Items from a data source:
>>>>>

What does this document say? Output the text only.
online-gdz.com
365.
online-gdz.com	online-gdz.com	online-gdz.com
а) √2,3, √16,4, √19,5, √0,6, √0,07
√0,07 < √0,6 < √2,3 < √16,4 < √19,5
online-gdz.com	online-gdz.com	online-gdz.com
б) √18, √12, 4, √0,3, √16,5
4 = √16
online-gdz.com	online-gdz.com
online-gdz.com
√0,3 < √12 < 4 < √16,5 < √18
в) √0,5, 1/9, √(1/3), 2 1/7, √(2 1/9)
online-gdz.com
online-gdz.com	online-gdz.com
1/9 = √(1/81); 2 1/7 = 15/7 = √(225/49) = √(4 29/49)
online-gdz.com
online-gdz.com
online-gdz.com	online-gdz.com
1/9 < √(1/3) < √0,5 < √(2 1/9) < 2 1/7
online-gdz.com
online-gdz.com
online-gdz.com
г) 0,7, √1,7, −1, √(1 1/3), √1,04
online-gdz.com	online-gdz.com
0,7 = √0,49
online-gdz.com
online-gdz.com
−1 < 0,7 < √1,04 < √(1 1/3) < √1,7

<<<<<

▶ TASK PROMPT
Exactly as written above, please repeat the entries.

▶ SOLUTION TO THE EXERCISE
What does this document say? Output the text only.
online-gdz.com
365.
online-gdz.com	online-gdz.com	online-gdz.com
а) √2,3, √16,4, √19,5, √0,6, √0,07
√0,07 < √0,6 < √2,3 < √16,4 < √19,5
online-gdz.com	online-gdz.com	online-gdz.com
б) √18, √12, 4, √0,3, √16,5
4 = √16
online-gdz.com	online-gdz.com
online-gdz.com
√0,3 < √12 < 4 < √16,5 < √18
в) √0,5, 1/9, √(1/3), 2 1/7, √(2 1/9)
online-gdz.com
online-gdz.com	online-gdz.com
1/9 = √(1/81); 2 1/7 = 15/7 = √(225/49) = √(4 29/49)
online-gdz.com
online-gdz.com
online-gdz.com	online-gdz.com
1/9 < √(1/3) < √0,5 < √(2 1/9) < 2 1/7
online-gdz.com
online-gdz.com
online-gdz.com
г) 0,7, √1,7, −1, √(1 1/3), √1,04
online-gdz.com	online-gdz.com
0,7 = √0,49
online-gdz.com
online-gdz.com
−1 < 0,7 < √1,04 < √(1 1/3) < √1,7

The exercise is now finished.